• **WHAT IS NEEDED**: Give back every line exactly as it appears, pictures excluded.

--- START OF PROVIDED INFORMATION ---

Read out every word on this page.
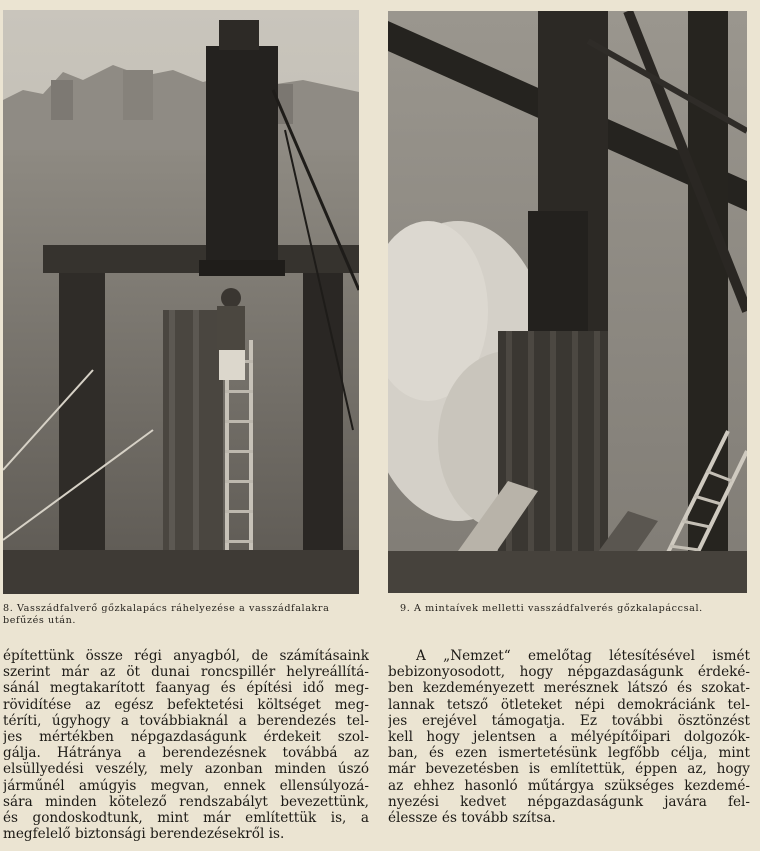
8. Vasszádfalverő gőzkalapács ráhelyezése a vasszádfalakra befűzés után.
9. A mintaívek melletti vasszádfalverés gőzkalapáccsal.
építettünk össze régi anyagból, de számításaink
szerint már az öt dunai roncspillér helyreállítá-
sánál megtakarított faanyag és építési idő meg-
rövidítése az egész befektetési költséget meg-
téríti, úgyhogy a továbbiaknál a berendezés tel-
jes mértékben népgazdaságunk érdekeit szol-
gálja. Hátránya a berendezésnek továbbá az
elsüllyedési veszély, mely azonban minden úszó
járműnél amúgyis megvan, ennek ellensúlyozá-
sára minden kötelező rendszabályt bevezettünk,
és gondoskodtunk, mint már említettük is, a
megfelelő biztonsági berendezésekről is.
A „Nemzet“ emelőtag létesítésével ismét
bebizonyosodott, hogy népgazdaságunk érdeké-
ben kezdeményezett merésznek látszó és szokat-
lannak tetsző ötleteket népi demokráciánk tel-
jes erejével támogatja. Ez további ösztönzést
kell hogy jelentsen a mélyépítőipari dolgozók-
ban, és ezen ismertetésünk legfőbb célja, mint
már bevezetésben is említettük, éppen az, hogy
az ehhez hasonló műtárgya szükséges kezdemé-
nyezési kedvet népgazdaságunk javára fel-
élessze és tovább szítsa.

--- END OF PROVIDED INFORMATION ---

• **COMPLETE OUTPUT**:
Read out every word on this page.
8. Vasszádfalverő gőzkalapács ráhelyezése a vasszádfalakra befűzés után.
9. A mintaívek melletti vasszádfalverés gőzkalapáccsal.
építettünk össze régi anyagból, de számításaink
szerint már az öt dunai roncspillér helyreállítá-
sánál megtakarított faanyag és építési idő meg-
rövidítése az egész befektetési költséget meg-
téríti, úgyhogy a továbbiaknál a berendezés tel-
jes mértékben népgazdaságunk érdekeit szol-
gálja. Hátránya a berendezésnek továbbá az
elsüllyedési veszély, mely azonban minden úszó
járműnél amúgyis megvan, ennek ellensúlyozá-
sára minden kötelező rendszabályt bevezettünk,
és gondoskodtunk, mint már említettük is, a
megfelelő biztonsági berendezésekről is.
A „Nemzet“ emelőtag létesítésével ismét
bebizonyosodott, hogy népgazdaságunk érdeké-
ben kezdeményezett merésznek látszó és szokat-
lannak tetsző ötleteket népi demokráciánk tel-
jes erejével támogatja. Ez további ösztönzést
kell hogy jelentsen a mélyépítőipari dolgozók-
ban, és ezen ismertetésünk legfőbb célja, mint
már bevezetésben is említettük, éppen az, hogy
az ehhez hasonló műtárgya szükséges kezdemé-
nyezési kedvet népgazdaságunk javára fel-
élessze és tovább szítsa.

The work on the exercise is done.